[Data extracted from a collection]
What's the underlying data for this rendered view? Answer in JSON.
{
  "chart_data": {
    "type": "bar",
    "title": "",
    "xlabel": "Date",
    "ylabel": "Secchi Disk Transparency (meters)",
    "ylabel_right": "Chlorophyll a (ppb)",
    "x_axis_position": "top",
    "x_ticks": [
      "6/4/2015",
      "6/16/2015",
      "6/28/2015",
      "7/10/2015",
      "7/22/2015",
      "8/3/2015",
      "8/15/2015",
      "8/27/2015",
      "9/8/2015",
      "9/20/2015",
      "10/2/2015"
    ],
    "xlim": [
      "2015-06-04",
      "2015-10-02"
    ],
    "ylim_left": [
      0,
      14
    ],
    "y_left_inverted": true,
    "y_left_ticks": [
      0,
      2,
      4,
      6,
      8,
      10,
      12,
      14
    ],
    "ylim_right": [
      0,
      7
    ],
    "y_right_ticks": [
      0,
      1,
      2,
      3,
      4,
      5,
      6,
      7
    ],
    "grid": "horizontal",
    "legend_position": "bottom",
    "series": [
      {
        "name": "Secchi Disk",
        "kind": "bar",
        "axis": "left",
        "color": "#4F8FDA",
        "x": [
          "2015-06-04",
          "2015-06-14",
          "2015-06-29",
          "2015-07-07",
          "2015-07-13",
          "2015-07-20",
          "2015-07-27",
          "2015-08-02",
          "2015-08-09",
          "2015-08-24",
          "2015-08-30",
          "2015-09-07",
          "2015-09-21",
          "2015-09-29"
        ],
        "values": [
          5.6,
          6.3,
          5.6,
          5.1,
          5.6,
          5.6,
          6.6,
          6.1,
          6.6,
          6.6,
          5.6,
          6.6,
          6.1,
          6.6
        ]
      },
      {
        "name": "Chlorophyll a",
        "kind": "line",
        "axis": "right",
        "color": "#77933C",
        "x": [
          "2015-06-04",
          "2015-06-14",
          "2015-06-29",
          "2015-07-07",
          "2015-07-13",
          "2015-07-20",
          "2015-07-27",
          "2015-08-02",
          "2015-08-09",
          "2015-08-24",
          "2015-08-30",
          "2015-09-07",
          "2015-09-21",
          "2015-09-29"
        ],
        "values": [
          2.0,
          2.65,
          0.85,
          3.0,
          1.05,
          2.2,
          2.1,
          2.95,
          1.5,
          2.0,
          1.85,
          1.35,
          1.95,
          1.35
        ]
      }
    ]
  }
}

▸ Written task: Copy out the lines in which the string "Secchi" appears.

▸ Answer to the problem:
    "ylabel": "Secchi Disk Transparency (meters)",
        "name": "Secchi Disk",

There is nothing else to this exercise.